For this exercise, copy out each line of the material below that includes "name".

EXTRACTED RECORDS:
▶

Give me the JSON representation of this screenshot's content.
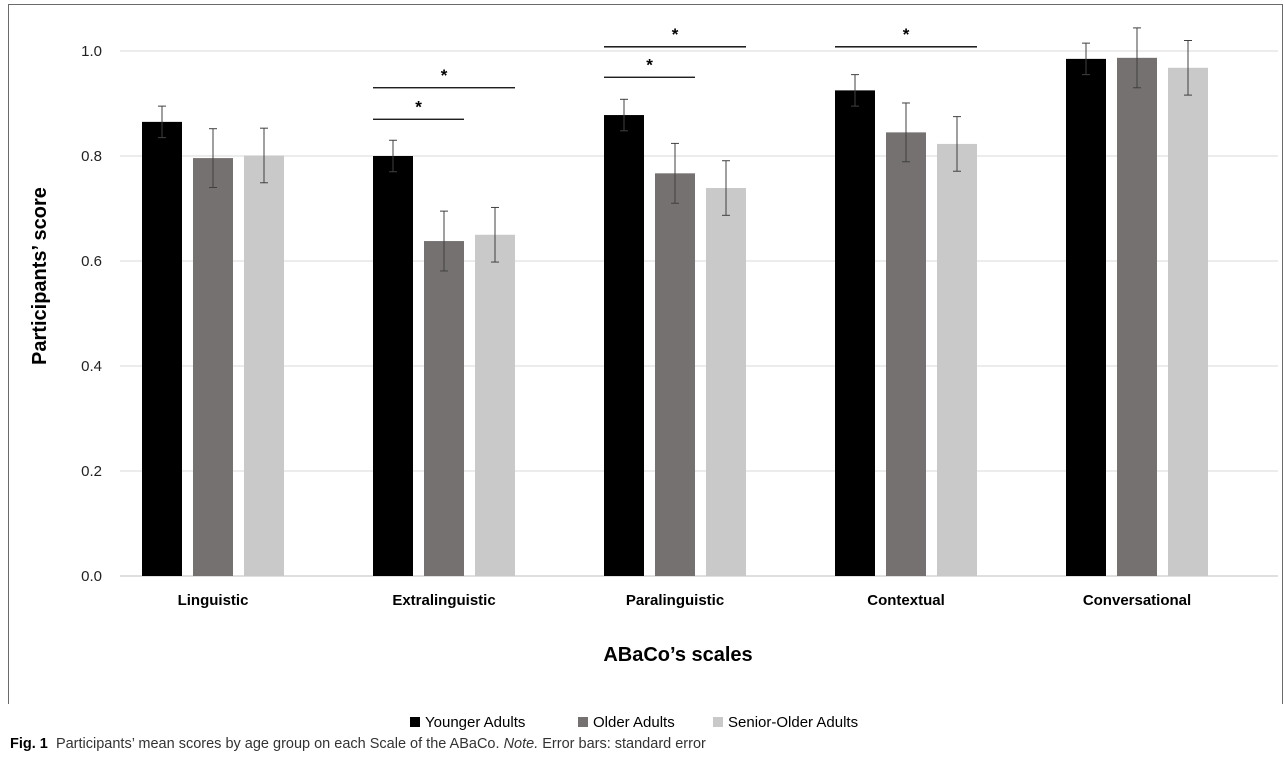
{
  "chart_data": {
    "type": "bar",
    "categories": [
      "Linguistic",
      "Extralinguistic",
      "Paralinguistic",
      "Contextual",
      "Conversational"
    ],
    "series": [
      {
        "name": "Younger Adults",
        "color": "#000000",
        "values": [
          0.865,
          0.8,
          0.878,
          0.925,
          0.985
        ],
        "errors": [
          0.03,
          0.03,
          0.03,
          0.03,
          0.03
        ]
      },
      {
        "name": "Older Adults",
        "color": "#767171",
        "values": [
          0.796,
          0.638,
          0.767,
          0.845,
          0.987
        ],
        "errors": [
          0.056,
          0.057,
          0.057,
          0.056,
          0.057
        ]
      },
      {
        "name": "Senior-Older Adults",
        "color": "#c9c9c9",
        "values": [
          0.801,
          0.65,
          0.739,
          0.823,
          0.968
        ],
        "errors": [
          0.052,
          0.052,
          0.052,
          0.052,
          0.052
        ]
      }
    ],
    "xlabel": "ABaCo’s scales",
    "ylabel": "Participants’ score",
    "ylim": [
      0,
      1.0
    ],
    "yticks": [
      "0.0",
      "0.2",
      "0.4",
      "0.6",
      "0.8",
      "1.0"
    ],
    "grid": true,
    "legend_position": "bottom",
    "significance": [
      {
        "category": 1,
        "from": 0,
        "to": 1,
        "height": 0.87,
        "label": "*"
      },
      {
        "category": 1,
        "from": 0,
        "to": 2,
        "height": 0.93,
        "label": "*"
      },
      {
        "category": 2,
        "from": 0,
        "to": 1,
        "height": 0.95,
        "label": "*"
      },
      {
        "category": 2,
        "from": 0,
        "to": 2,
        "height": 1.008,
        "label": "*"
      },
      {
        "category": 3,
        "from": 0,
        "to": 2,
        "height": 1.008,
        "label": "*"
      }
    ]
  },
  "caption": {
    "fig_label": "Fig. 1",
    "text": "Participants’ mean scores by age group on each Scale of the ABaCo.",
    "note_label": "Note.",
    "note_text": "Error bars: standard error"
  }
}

◀

WRITTEN ANSWER:
        "name": "Younger Adults",
        "name": "Older Adults",
        "name": "Senior-Older Adults",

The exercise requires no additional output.